*THE REQUEST*. Using the records provided below, locate and copy each line that contains the word "parte".

*MATERIAL TO PROCESS*.

— begin —

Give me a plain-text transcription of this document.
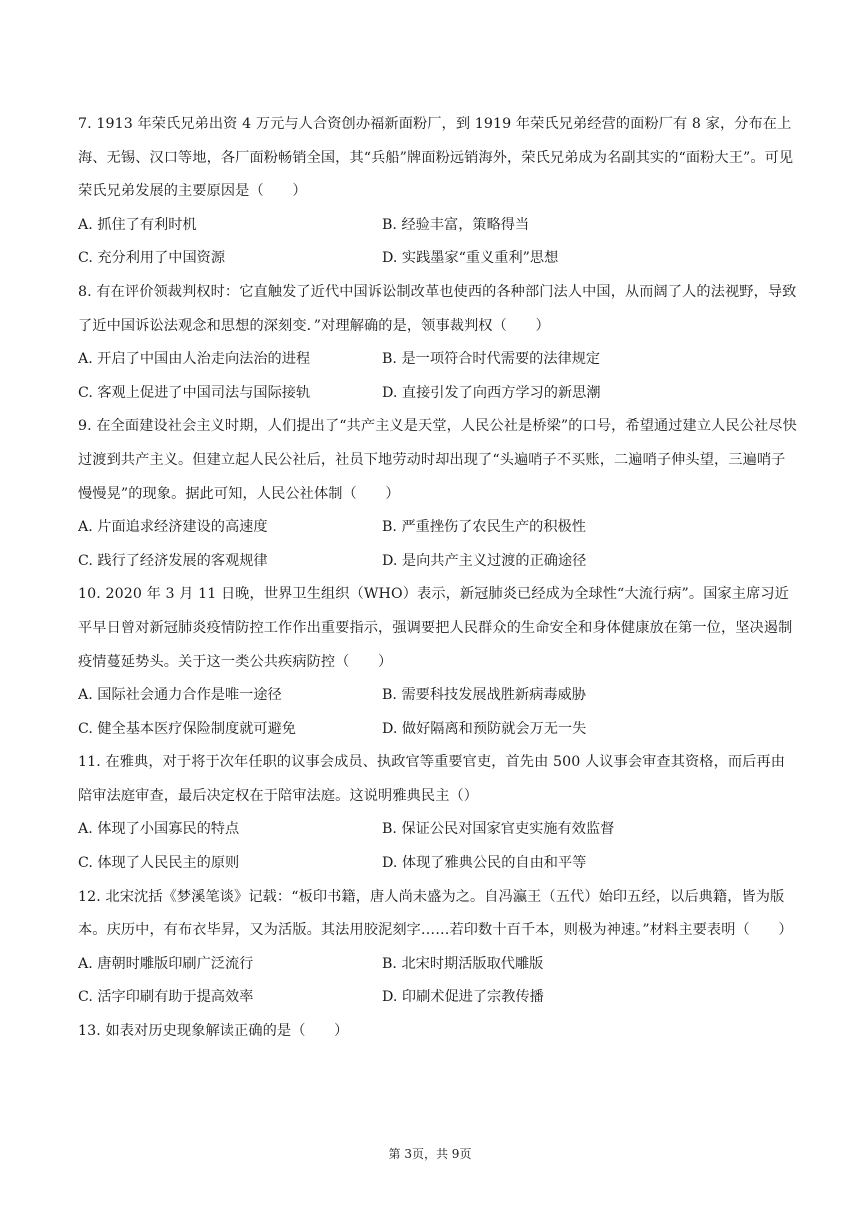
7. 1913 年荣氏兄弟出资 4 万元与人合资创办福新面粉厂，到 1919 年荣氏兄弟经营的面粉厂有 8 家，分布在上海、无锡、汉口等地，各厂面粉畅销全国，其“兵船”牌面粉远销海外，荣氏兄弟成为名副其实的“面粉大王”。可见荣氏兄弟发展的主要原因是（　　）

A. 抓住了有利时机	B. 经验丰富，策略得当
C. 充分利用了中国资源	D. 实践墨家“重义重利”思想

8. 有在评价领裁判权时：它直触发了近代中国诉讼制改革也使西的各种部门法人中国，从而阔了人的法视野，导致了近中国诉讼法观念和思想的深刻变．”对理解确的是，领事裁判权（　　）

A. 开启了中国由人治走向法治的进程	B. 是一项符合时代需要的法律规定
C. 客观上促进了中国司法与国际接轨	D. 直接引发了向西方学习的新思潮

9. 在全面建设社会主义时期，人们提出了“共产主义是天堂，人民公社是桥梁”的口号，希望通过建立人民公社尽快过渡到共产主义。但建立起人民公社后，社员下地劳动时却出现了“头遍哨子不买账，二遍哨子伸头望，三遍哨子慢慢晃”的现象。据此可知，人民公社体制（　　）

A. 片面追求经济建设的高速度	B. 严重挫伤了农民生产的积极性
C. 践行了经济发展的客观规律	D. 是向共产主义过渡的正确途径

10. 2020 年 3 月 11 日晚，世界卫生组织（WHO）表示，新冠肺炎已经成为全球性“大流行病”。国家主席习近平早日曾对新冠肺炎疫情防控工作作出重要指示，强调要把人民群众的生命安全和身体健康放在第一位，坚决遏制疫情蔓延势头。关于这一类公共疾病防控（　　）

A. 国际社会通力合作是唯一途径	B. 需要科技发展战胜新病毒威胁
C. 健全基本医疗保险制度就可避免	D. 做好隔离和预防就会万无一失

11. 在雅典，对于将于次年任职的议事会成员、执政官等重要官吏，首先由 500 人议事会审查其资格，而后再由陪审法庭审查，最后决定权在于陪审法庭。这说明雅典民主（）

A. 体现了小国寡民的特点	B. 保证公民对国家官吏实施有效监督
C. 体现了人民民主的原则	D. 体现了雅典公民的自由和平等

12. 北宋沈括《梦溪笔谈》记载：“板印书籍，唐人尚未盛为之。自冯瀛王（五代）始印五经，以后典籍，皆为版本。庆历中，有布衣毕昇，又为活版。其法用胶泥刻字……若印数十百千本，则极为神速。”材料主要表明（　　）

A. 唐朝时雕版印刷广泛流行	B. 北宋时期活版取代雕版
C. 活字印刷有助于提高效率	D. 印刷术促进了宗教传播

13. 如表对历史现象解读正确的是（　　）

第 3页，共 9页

— end —
— begin —

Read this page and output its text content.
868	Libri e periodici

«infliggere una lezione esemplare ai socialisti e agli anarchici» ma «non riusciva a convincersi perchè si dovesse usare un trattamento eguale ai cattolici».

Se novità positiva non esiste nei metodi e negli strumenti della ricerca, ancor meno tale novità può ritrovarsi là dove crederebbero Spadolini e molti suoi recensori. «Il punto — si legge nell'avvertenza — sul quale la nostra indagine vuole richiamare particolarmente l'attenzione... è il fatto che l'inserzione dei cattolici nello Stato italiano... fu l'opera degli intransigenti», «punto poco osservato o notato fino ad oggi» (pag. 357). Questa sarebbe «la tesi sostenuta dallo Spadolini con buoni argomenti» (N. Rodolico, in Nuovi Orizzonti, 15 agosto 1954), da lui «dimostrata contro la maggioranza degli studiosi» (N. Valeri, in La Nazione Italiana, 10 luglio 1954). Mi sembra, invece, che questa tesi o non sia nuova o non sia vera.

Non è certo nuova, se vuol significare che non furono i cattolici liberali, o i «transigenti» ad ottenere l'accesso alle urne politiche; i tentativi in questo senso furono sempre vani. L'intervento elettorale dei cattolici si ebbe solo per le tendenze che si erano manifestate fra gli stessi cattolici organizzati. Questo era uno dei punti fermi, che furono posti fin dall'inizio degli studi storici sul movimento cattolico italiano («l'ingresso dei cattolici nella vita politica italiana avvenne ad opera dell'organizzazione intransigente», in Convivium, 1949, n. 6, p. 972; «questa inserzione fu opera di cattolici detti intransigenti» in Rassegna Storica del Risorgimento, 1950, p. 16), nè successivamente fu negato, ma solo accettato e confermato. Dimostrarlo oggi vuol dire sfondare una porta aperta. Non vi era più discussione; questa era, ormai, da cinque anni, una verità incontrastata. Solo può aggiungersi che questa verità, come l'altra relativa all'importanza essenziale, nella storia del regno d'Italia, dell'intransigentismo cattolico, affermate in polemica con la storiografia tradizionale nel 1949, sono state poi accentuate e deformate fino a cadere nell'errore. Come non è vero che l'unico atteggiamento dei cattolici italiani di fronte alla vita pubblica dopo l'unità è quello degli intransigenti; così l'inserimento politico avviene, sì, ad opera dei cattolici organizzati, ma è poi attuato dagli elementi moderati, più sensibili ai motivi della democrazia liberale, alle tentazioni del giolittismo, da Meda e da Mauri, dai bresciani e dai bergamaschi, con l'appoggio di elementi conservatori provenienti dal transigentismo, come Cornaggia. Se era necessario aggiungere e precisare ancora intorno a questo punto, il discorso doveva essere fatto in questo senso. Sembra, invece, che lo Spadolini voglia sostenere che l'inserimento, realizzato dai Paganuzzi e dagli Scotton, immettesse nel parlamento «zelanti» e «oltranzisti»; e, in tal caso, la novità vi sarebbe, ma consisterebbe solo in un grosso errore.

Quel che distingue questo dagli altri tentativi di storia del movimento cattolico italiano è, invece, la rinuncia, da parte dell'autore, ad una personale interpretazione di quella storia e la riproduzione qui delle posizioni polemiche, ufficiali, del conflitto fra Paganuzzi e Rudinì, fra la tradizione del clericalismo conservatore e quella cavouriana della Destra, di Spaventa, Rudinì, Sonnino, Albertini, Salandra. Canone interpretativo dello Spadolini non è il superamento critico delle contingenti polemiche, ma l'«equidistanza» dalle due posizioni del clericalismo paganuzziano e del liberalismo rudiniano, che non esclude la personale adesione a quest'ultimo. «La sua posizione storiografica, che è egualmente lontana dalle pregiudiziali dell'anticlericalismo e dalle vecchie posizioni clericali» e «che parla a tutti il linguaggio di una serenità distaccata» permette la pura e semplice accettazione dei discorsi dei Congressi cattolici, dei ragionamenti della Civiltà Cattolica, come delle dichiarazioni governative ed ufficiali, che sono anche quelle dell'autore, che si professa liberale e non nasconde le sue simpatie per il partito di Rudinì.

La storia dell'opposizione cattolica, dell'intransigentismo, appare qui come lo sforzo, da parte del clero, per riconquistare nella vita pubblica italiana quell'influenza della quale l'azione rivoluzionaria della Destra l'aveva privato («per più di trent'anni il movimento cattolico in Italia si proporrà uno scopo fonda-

— end —

*SOLUTION TO THIS PROBLEM*.
Quel che distingue questo dagli altri tentativi di storia del movimento cattolico italiano è, invece, la rinuncia, da parte dell'autore, ad una personale interpretazione di quella storia e la riproduzione qui delle posizioni polemiche, ufficiali, del conflitto fra Paganuzzi e Rudinì, fra la tradizione del clericalismo conservatore e quella cavouriana della Destra, di Spaventa, Rudinì, Sonnino, Albertini, Salandra. Canone interpretativo dello Spadolini non è il superamento critico delle contingenti polemiche, ma l'«equidistanza» dalle due posizioni del clericalismo paganuzziano e del liberalismo rudiniano, che non esclude la personale adesione a quest'ultimo. «La sua posizione storiografica, che è egualmente lontana dalle pregiudiziali dell'anticlericalismo e dalle vecchie posizioni clericali» e «che parla a tutti il linguaggio di una serenità distaccata» permette la pura e semplice accettazione dei discorsi dei Congressi cattolici, dei ragionamenti della Civiltà Cattolica, come delle dichiarazioni governative ed ufficiali, che sono anche quelle dell'autore, che si professa liberale e non nasconde le sue simpatie per il partito di Rudinì.
La storia dell'opposizione cattolica, dell'intransigentismo, appare qui come lo sforzo, da parte del clero, per riconquistare nella vita pubblica italiana quell'influenza della quale l'azione rivoluzionaria della Destra l'aveva privato («per più di trent'anni il movimento cattolico in Italia si proporrà uno scopo fonda-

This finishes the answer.